## START

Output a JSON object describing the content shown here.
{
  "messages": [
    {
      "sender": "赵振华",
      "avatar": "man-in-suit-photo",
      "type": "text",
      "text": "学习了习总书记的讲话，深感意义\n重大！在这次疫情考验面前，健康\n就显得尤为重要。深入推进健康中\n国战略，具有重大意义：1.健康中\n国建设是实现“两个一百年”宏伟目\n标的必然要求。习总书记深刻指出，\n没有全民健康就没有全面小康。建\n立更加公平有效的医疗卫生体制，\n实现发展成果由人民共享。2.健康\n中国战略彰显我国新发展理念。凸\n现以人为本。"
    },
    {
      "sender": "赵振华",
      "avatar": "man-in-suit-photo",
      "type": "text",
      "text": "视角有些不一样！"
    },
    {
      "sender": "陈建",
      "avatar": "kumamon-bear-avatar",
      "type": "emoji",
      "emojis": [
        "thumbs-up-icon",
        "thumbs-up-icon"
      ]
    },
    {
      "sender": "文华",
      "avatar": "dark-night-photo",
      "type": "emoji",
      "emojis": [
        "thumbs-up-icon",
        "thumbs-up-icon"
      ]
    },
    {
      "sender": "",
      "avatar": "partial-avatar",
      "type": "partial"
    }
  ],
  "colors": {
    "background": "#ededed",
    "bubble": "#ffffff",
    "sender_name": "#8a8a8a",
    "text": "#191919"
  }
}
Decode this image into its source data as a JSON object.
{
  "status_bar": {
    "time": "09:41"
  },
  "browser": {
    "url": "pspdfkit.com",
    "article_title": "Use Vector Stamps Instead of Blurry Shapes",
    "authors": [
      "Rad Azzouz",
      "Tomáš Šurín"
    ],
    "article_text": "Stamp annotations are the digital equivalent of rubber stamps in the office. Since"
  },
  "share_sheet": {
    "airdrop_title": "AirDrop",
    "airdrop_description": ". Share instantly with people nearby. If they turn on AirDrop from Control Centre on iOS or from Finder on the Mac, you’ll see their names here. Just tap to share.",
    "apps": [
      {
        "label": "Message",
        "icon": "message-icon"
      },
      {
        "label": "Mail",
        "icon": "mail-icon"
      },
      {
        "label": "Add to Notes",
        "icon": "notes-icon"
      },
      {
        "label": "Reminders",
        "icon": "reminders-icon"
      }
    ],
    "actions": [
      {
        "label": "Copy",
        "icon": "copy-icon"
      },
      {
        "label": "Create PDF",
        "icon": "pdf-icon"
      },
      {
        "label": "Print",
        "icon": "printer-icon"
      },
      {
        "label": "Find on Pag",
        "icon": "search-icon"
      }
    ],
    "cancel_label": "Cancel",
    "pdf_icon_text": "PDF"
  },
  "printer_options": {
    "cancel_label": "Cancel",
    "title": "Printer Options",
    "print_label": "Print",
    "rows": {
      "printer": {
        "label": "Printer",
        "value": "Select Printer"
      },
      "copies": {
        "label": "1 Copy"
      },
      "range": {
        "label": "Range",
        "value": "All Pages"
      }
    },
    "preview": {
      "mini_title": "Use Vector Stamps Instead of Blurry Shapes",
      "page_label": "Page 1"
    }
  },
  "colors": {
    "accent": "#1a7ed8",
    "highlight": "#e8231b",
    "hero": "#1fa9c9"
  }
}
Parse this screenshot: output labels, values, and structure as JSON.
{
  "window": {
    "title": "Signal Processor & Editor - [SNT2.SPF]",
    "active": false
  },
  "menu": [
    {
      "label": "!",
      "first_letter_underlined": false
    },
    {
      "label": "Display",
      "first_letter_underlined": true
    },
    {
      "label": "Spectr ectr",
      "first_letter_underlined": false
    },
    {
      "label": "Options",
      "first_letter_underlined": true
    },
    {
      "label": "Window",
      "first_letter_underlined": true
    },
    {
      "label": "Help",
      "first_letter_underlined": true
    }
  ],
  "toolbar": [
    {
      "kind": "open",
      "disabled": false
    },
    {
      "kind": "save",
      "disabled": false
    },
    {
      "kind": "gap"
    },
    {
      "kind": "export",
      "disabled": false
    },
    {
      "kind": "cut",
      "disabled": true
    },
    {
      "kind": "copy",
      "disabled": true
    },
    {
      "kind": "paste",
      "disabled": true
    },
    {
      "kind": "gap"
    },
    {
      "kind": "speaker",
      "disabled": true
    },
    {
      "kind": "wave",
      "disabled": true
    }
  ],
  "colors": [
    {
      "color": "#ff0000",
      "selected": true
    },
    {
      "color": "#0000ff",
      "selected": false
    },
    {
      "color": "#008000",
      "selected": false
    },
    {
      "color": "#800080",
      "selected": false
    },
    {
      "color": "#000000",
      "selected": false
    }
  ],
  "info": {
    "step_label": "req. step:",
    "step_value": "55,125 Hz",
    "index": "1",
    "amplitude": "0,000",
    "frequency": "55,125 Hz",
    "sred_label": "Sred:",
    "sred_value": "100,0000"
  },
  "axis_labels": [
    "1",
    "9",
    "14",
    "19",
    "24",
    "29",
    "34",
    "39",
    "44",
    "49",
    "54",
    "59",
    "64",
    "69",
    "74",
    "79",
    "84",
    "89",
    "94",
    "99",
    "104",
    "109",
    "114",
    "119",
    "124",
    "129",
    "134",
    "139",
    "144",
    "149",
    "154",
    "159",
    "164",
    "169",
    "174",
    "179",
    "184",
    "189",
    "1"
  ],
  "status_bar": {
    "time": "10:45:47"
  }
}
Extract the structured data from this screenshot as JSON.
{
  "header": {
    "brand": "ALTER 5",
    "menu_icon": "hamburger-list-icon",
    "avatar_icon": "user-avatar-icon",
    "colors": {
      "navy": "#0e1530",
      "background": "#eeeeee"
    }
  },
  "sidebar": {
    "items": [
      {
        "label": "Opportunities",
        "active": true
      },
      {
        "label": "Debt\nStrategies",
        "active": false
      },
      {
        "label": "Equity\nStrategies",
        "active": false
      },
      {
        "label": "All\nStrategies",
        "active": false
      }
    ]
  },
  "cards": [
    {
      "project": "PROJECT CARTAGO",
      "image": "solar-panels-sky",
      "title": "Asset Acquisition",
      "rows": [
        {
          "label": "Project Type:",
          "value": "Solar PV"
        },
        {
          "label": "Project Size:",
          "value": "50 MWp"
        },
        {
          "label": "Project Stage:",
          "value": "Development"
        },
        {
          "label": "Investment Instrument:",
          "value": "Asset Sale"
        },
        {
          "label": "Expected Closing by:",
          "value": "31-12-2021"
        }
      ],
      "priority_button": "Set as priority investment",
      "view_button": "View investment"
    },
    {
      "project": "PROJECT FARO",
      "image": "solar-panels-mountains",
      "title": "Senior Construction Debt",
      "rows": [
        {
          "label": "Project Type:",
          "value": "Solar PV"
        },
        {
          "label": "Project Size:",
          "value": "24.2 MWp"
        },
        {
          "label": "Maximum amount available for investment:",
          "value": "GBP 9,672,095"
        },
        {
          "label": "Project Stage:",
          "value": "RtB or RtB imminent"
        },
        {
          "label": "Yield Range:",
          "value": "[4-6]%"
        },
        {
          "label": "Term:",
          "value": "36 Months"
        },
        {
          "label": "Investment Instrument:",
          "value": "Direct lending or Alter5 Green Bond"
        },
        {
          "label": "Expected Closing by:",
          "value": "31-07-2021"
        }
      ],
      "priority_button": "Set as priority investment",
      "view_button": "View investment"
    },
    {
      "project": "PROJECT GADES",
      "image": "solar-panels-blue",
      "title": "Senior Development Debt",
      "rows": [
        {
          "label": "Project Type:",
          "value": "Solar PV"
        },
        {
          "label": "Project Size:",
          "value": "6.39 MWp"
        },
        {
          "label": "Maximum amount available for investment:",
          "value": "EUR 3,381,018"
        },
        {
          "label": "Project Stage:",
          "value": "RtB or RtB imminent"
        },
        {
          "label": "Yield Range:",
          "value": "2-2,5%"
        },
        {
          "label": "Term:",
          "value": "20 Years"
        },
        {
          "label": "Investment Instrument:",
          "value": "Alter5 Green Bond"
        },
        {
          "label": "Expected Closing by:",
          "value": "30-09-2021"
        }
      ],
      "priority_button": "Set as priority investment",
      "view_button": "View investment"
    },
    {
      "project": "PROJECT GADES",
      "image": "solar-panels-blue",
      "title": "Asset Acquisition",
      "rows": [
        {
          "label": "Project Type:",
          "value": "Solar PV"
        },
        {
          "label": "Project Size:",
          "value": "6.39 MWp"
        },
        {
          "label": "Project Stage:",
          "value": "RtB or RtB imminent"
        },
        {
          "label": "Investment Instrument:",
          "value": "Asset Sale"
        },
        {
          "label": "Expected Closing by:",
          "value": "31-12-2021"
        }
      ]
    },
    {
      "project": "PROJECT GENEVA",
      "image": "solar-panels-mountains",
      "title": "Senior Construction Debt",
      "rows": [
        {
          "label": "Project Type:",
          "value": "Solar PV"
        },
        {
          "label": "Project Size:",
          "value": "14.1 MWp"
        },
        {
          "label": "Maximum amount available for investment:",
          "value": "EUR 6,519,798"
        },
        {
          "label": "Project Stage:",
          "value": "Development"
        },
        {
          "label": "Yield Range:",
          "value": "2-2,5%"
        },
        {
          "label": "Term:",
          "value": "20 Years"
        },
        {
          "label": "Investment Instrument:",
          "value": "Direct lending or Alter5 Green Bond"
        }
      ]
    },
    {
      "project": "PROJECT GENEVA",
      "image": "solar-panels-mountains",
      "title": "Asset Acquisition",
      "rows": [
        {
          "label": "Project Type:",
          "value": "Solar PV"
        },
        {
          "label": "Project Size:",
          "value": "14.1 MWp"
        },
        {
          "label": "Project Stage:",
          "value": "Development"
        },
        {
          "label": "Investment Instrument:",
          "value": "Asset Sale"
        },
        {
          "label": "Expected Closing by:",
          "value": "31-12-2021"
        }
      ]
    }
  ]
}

## END

Filter for "this". Return all lines that hold it.

_Task answer:_
Decode this image into its source data as a JSON object.
Parse this screenshot: output labels, values, and structure as JSON.
Extract the structured data from this screenshot as JSON.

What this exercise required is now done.